§ DESCRIPTION OF THE TASK
Go through the lines below and copy each one that holds the string "оборудования".

++++++++++++++++++++

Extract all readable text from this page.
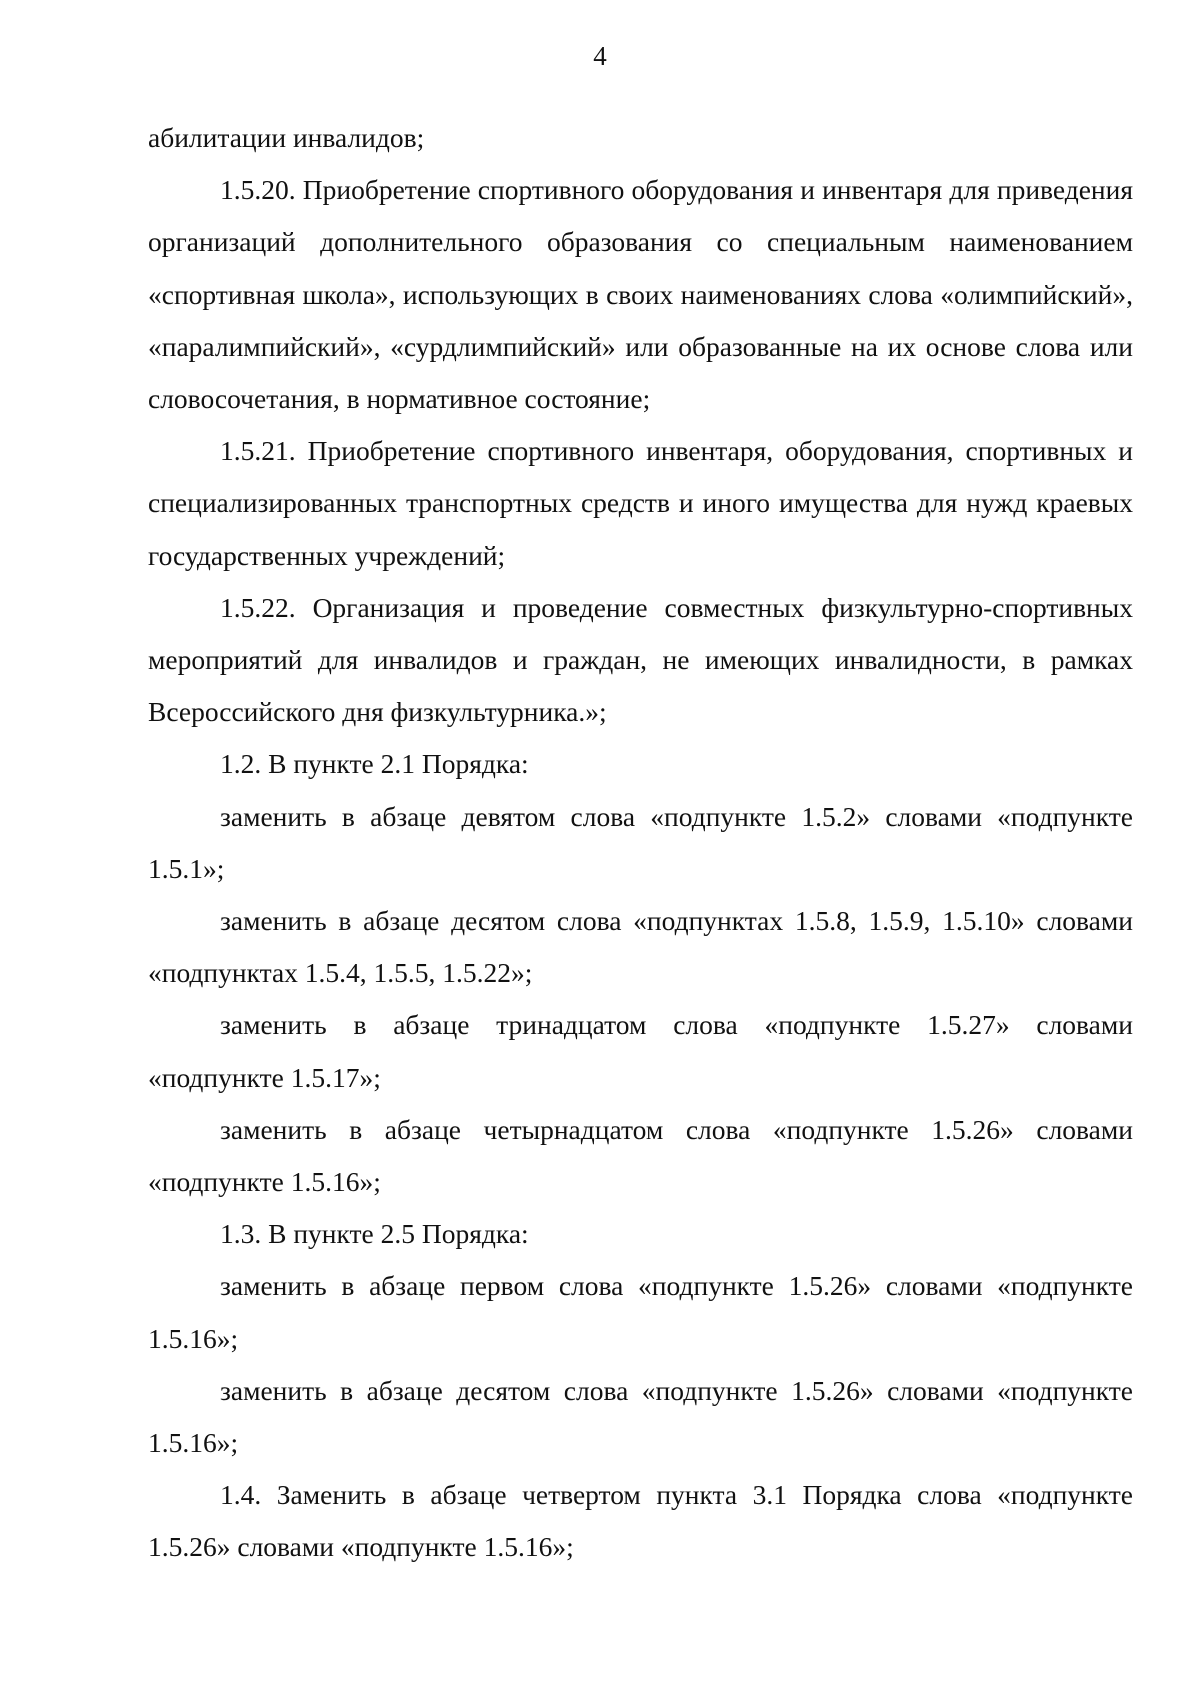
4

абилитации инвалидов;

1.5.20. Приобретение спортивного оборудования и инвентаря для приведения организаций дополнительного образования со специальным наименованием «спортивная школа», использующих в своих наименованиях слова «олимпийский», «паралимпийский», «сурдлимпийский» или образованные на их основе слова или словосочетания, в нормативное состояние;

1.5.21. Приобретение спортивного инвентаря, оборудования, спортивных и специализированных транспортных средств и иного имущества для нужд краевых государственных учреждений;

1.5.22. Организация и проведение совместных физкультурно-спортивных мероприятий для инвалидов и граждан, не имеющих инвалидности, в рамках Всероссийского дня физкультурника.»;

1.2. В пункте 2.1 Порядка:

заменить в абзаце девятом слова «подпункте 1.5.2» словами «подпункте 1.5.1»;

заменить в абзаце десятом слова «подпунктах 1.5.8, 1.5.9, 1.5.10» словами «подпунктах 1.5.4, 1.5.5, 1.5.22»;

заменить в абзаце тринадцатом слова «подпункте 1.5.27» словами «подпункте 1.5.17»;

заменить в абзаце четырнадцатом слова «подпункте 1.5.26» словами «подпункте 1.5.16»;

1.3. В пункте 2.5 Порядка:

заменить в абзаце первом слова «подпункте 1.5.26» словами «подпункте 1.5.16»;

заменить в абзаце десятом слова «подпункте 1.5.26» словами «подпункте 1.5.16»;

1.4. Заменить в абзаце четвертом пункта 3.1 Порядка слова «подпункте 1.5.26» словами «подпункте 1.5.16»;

++++++++++++++++++++

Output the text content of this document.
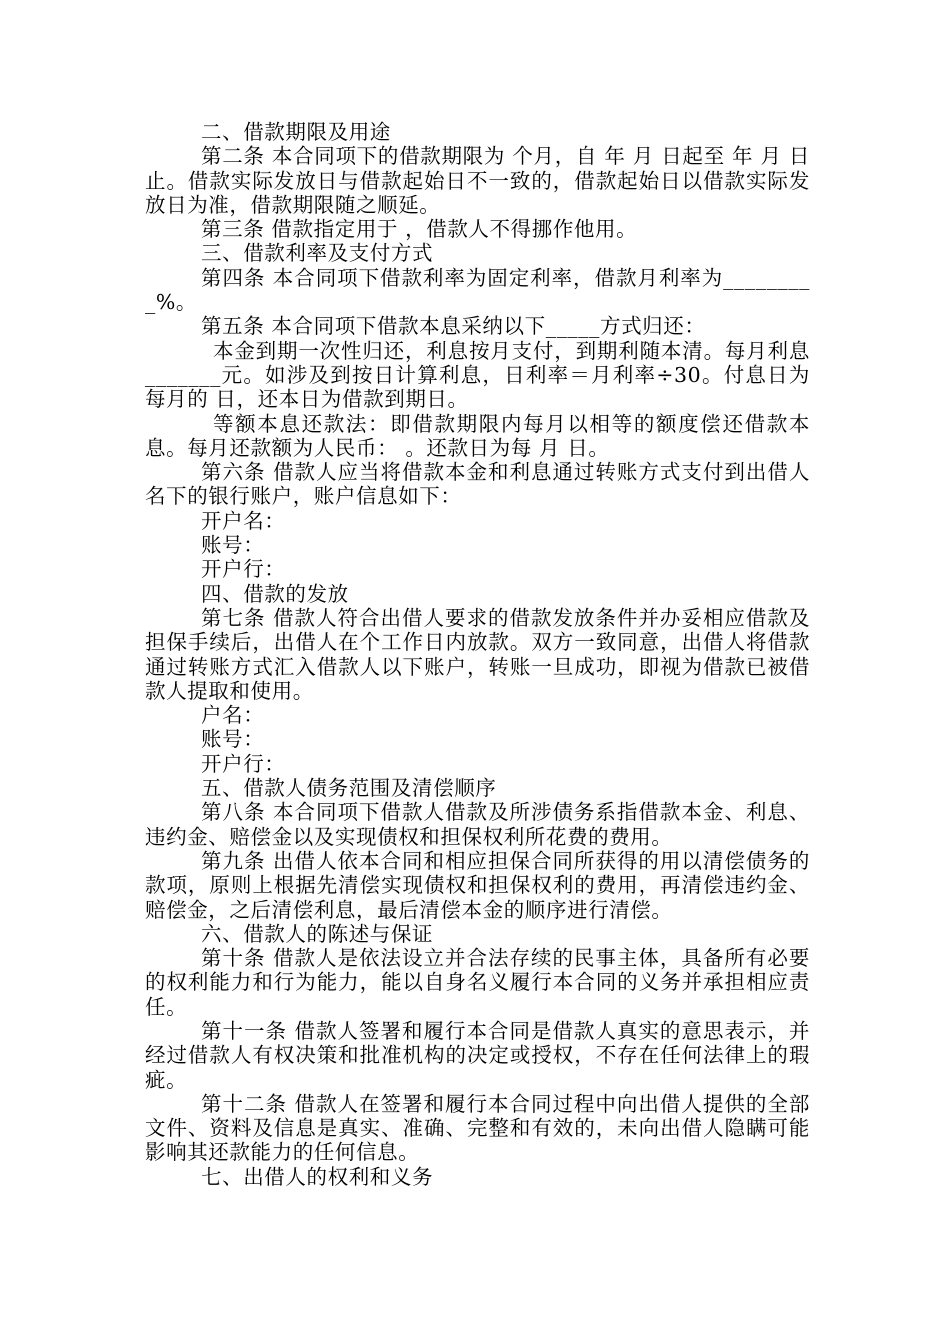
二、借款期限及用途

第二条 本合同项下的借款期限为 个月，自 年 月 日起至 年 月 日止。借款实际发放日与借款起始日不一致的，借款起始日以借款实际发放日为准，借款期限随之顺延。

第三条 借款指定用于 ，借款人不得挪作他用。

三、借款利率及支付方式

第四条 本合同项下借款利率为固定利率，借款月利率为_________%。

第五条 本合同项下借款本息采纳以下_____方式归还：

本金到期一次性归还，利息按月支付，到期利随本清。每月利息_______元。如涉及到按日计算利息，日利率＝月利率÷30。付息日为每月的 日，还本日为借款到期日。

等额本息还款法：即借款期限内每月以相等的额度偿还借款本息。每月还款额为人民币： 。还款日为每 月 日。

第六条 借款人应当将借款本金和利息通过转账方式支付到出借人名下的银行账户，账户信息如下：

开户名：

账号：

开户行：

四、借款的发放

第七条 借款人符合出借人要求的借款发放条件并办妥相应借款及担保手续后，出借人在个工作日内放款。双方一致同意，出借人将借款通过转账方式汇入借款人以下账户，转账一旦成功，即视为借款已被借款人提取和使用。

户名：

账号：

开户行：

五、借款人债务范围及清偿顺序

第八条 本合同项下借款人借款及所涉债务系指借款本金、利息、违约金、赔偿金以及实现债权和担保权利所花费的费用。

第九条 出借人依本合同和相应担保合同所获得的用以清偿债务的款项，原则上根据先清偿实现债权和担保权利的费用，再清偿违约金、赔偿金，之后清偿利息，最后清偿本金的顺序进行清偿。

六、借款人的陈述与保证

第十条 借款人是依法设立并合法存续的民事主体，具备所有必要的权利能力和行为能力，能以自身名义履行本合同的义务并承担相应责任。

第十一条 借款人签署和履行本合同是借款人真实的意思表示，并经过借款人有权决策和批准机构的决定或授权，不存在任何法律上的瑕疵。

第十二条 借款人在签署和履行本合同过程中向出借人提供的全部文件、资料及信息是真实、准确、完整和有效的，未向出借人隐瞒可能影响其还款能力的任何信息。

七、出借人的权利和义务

++++++++++++++++++++

§ RESULT FOR THIS TASK
1.5.20. Приобретение спортивного оборудования и инвентаря для приведения организаций дополнительного образования со специальным наименованием «спортивная школа», использующих в своих наименованиях слова «олимпийский», «паралимпийский», «сурдлимпийский» или образованные на их основе слова или словосочетания, в нормативное состояние;
1.5.21. Приобретение спортивного инвентаря, оборудования, спортивных и специализированных транспортных средств и иного имущества для нужд краевых государственных учреждений;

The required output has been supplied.